- _Exercise task_
Give back only the lines from the one with "Reverse-engineer this chart into JSON." through the last line of the data, exactly as they appear.

┄┄┄┄┄┄┄┄┄┄

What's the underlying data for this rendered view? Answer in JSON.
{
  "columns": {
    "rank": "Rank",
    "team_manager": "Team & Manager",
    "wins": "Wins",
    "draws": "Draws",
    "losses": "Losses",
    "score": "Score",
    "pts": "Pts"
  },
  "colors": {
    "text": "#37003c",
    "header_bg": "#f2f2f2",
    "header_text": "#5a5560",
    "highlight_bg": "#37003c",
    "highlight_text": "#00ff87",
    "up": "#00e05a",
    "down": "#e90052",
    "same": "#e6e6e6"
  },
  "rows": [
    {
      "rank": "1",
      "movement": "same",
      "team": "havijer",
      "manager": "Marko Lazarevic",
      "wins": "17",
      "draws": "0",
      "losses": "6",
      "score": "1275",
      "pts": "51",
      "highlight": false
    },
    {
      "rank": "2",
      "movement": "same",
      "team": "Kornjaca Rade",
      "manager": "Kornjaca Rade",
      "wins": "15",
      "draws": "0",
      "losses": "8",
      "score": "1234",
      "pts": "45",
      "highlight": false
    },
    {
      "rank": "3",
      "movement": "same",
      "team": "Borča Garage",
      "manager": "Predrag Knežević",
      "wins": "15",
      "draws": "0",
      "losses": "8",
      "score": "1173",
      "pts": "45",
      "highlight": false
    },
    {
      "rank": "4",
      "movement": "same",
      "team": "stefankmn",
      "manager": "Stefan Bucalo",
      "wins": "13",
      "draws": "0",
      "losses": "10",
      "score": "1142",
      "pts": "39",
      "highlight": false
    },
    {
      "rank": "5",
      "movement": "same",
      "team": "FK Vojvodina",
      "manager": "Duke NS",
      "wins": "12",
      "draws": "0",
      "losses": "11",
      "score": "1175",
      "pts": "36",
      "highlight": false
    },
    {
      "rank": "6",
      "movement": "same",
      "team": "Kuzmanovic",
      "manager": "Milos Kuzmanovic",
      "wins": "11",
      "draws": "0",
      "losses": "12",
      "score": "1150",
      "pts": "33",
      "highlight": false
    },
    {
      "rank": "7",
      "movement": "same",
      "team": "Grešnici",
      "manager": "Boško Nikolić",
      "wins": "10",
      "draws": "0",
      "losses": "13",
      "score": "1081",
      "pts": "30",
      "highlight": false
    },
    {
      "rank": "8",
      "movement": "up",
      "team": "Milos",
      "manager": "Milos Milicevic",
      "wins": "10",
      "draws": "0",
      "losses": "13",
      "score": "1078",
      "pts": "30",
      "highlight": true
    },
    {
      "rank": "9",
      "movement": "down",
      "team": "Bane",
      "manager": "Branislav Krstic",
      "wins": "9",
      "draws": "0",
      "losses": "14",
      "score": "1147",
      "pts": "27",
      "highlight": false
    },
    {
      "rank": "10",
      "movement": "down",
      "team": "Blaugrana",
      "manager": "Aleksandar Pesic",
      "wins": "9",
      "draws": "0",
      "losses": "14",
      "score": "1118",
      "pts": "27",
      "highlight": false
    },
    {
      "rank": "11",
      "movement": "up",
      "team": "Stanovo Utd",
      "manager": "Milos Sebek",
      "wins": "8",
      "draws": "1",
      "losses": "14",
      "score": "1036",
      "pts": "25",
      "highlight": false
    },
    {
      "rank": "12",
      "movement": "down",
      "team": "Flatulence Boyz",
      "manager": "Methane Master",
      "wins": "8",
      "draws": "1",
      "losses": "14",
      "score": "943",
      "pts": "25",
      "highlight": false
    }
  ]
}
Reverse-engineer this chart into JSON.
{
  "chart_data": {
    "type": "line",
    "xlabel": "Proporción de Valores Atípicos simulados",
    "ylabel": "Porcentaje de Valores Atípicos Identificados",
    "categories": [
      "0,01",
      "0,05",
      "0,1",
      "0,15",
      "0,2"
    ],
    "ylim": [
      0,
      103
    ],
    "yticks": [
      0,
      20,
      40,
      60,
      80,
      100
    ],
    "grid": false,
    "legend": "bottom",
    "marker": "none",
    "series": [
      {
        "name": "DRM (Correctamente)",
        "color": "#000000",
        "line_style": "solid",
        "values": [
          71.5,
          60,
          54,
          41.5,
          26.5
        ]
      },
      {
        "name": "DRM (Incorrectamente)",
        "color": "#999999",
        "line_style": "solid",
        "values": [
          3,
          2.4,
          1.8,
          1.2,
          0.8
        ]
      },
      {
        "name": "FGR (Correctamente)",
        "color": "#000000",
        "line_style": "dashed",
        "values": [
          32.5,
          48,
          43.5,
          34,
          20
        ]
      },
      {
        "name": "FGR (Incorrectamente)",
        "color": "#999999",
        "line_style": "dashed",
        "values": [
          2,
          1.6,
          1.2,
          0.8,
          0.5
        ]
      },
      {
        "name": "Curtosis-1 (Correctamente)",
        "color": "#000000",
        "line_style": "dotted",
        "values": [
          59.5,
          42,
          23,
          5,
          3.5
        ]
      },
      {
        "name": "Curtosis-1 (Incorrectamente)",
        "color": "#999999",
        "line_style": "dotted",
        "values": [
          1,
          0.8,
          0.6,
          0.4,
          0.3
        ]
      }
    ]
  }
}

┄┄┄┄┄┄┄┄┄┄

- _Task response_
Reverse-engineer this chart into JSON.
{
  "chart_data": {
    "type": "line",
    "xlabel": "Proporción de Valores Atípicos simulados",
    "ylabel": "Porcentaje de Valores Atípicos Identificados",
    "categories": [
      "0,01",
      "0,05",
      "0,1",
      "0,15",
      "0,2"
    ],
    "ylim": [
      0,
      103
    ],
    "yticks": [
      0,
      20,
      40,
      60,
      80,
      100
    ],
    "grid": false,
    "legend": "bottom",
    "marker": "none",
    "series": [
      {
        "name": "DRM (Correctamente)",
        "color": "#000000",
        "line_style": "solid",
        "values": [
          71.5,
          60,
          54,
          41.5,
          26.5
        ]
      },
      {
        "name": "DRM (Incorrectamente)",
        "color": "#999999",
        "line_style": "solid",
        "values": [
          3,
          2.4,
          1.8,
          1.2,
          0.8
        ]
      },
      {
        "name": "FGR (Correctamente)",
        "color": "#000000",
        "line_style": "dashed",
        "values": [
          32.5,
          48,
          43.5,
          34,
          20
        ]
      },
      {
        "name": "FGR (Incorrectamente)",
        "color": "#999999",
        "line_style": "dashed",
        "values": [
          2,
          1.6,
          1.2,
          0.8,
          0.5
        ]
      },
      {
        "name": "Curtosis-1 (Correctamente)",
        "color": "#000000",
        "line_style": "dotted",
        "values": [
          59.5,
          42,
          23,
          5,
          3.5
        ]
      },
      {
        "name": "Curtosis-1 (Incorrectamente)",
        "color": "#999999",
        "line_style": "dotted",
        "values": [
          1,
          0.8,
          0.6,
          0.4,
          0.3
        ]
      }
    ]
  }
}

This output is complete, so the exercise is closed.